--- start Source records ---

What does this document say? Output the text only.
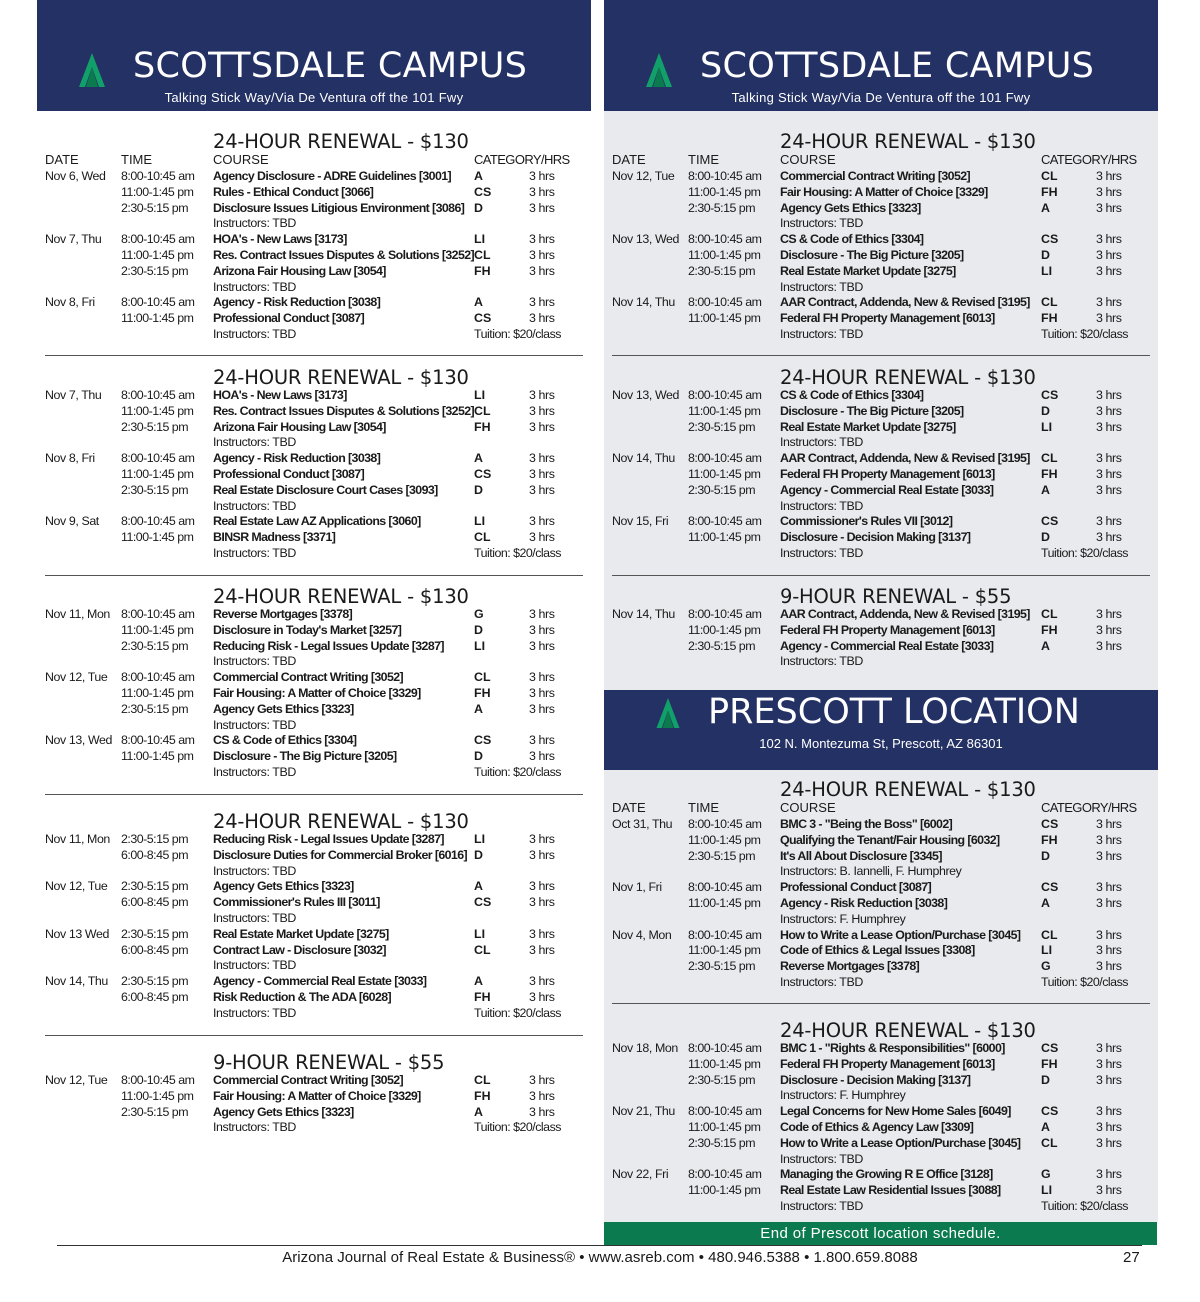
SCOTTSDALE CAMPUS
Talking Stick Way/Via De Ventura off the 101 Fwy
24-HOUR RENEWAL - $130
DATE	TIME	COURSE	CATEGORY/HRS
Nov 6, Wed 8:00-10:45 am Agency Disclosure - ADRE Guidelines [3001] A	3 hrs
11:00-1:45 pm Rules - Ethical Conduct [3066]	CS	3 hrs
2:30-5:15 pm Disclosure Issues Litigious Environment [3086] D	3 hrs
Instructors: TBD
Nov 7, Thu 8:00-10:45 am HOA's - New Laws [3173]	LI	3 hrs
11:00-1:45 pm Res. Contract Issues Disputes & Solutions [3252] CL	3 hrs
2:30-5:15 pm Arizona Fair Housing Law [3054]	FH	3 hrs
Instructors: TBD
Nov 8, Fri 8:00-10:45 am Agency - Risk Reduction [3038]	A	3 hrs
11:00-1:45 pm Professional Conduct [3087]	CS	3 hrs
Instructors: TBD	Tuition: $20/class
24-HOUR RENEWAL - $130
Nov 7, Thu 8:00-10:45 am HOA's - New Laws [3173]	LI	3 hrs
11:00-1:45 pm Res. Contract Issues Disputes & Solutions [3252] CL	3 hrs
2:30-5:15 pm Arizona Fair Housing Law [3054]	FH	3 hrs
Instructors: TBD
Nov 8, Fri 8:00-10:45 am Agency - Risk Reduction [3038]	A	3 hrs
11:00-1:45 pm Professional Conduct [3087]	CS	3 hrs
2:30-5:15 pm Real Estate Disclosure Court Cases [3093]	D	3 hrs
Instructors: TBD
Nov 9, Sat 8:00-10:45 am Real Estate Law AZ Applications [3060]	LI	3 hrs
11:00-1:45 pm BINSR Madness [3371]	CL	3 hrs
Instructors: TBD	Tuition: $20/class
24-HOUR RENEWAL - $130
Nov 11, Mon 8:00-10:45 am Reverse Mortgages [3378]	G	3 hrs
11:00-1:45 pm Disclosure in Today's Market [3257]	D	3 hrs
2:30-5:15 pm Reducing Risk - Legal Issues Update [3287] LI	3 hrs
Instructors: TBD
Nov 12, Tue 8:00-10:45 am Commercial Contract Writing [3052]	CL	3 hrs
11:00-1:45 pm Fair Housing: A Matter of Choice [3329]	FH	3 hrs
2:30-5:15 pm Agency Gets Ethics [3323]	A	3 hrs
Instructors: TBD
Nov 13, Wed 8:00-10:45 am CS & Code of Ethics [3304]	CS	3 hrs
11:00-1:45 pm Disclosure - The Big Picture [3205]	D	3 hrs
Instructors: TBD	Tuition: $20/class
24-HOUR RENEWAL - $130
Nov 11, Mon 2:30-5:15 pm Reducing Risk - Legal Issues Update [3287] LI	3 hrs
6:00-8:45 pm Disclosure Duties for Commercial Broker [6016] D	3 hrs
Instructors: TBD
Nov 12, Tue 2:30-5:15 pm Agency Gets Ethics [3323]	A	3 hrs
6:00-8:45 pm Commissioner's Rules III [3011]	CS	3 hrs
Instructors: TBD
Nov 13 Wed 2:30-5:15 pm Real Estate Market Update [3275]	LI	3 hrs
6:00-8:45 pm Contract Law - Disclosure [3032]	CL	3 hrs
Instructors: TBD
Nov 14, Thu 2:30-5:15 pm Agency - Commercial Real Estate [3033]	A	3 hrs
6:00-8:45 pm Risk Reduction & The ADA [6028]	FH	3 hrs
Instructors: TBD	Tuition: $20/class
9-HOUR RENEWAL - $55
Nov 12, Tue 8:00-10:45 am Commercial Contract Writing [3052]	CL	3 hrs
11:00-1:45 pm Fair Housing: A Matter of Choice [3329]	FH	3 hrs
2:30-5:15 pm Agency Gets Ethics [3323]	A	3 hrs
Instructors: TBD	Tuition: $20/class
SCOTTSDALE CAMPUS
Talking Stick Way/Via De Ventura off the 101 Fwy
24-HOUR RENEWAL - $130
DATE	TIME	COURSE	CATEGORY/HRS
Nov 12, Tue 8:00-10:45 am Commercial Contract Writing [3052]	CL	3 hrs
11:00-1:45 pm Fair Housing: A Matter of Choice [3329]	FH	3 hrs
2:30-5:15 pm Agency Gets Ethics [3323]	A	3 hrs
Instructors: TBD
Nov 13, Wed 8:00-10:45 am CS & Code of Ethics [3304]	CS	3 hrs
11:00-1:45 pm Disclosure - The Big Picture [3205]	D	3 hrs
2:30-5:15 pm Real Estate Market Update [3275]	LI	3 hrs
Instructors: TBD
Nov 14, Thu 8:00-10:45 am AAR Contract, Addenda, New & Revised [3195] CL	3 hrs
11:00-1:45 pm Federal FH Property Management [6013]	FH	3 hrs
Instructors: TBD	Tuition: $20/class
24-HOUR RENEWAL - $130
Nov 13, Wed 8:00-10:45 am CS & Code of Ethics [3304]	CS	3 hrs
11:00-1:45 pm Disclosure - The Big Picture [3205]	D	3 hrs
2:30-5:15 pm Real Estate Market Update [3275]	LI	3 hrs
Instructors: TBD
Nov 14, Thu 8:00-10:45 am AAR Contract, Addenda, New & Revised [3195] CL	3 hrs
11:00-1:45 pm Federal FH Property Management [6013]	FH	3 hrs
2:30-5:15 pm Agency - Commercial Real Estate [3033]	A	3 hrs
Instructors: TBD
Nov 15, Fri 8:00-10:45 am Commissioner's Rules VII [3012]	CS	3 hrs
11:00-1:45 pm Disclosure - Decision Making [3137]	D	3 hrs
Instructors: TBD	Tuition: $20/class
9-HOUR RENEWAL - $55
Nov 14, Thu 8:00-10:45 am AAR Contract, Addenda, New & Revised [3195] CL	3 hrs
11:00-1:45 pm Federal FH Property Management [6013]	FH	3 hrs
2:30-5:15 pm Agency - Commercial Real Estate [3033]	A	3 hrs
Instructors: TBD
PRESCOTT LOCATION
102 N. Montezuma St, Prescott, AZ 86301
24-HOUR RENEWAL - $130
DATE	TIME	COURSE	CATEGORY/HRS
Oct 31, Thu 8:00-10:45 am BMC 3 - "Being the Boss" [6002]	CS	3 hrs
11:00-1:45 pm Qualifying the Tenant/Fair Housing [6032]	FH	3 hrs
2:30-5:15 pm It's All About Disclosure [3345]	D	3 hrs
Instructors: B. Iannelli, F. Humphrey
Nov 1, Fri 8:00-10:45 am Professional Conduct [3087]	CS	3 hrs
11:00-1:45 pm Agency - Risk Reduction [3038]	A	3 hrs
Instructors: F. Humphrey
Nov 4, Mon 8:00-10:45 am How to Write a Lease Option/Purchase [3045] CL	3 hrs
11:00-1:45 pm Code of Ethics & Legal Issues [3308]	LI	3 hrs
2:30-5:15 pm Reverse Mortgages [3378]	G	3 hrs
Instructors: TBD	Tuition: $20/class
24-HOUR RENEWAL - $130
Nov 18, Mon 8:00-10:45 am BMC 1 - "Rights & Responsibilities" [6000]	CS	3 hrs
11:00-1:45 pm Federal FH Property Management [6013]	FH	3 hrs
2:30-5:15 pm Disclosure - Decision Making [3137]	D	3 hrs
Instructors: F. Humphrey
Nov 21, Thu 8:00-10:45 am Legal Concerns for New Home Sales [6049] CS	3 hrs
11:00-1:45 pm Code of Ethics & Agency Law [3309]	A	3 hrs
2:30-5:15 pm How to Write a Lease Option/Purchase [3045] CL	3 hrs
Instructors: TBD
Nov 22, Fri 8:00-10:45 am Managing the Growing R E Office [3128]	G	3 hrs
11:00-1:45 pm Real Estate Law Residential Issues [3088]	LI	3 hrs
Instructors: TBD	Tuition: $20/class
End of Prescott location schedule.
Arizona Journal of Real Estate & Business® • www.asreb.com • 480.946.5388 • 1.800.659.8088	27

--- end Source records ---

[Task description]
Identify which lines contain the word "Reverse" and copy each one.

[Right answer]
Nov 11, Mon 8:00-10:45 am Reverse Mortgages [3378]	G	3 hrs
2:30-5:15 pm Reverse Mortgages [3378]	G	3 hrs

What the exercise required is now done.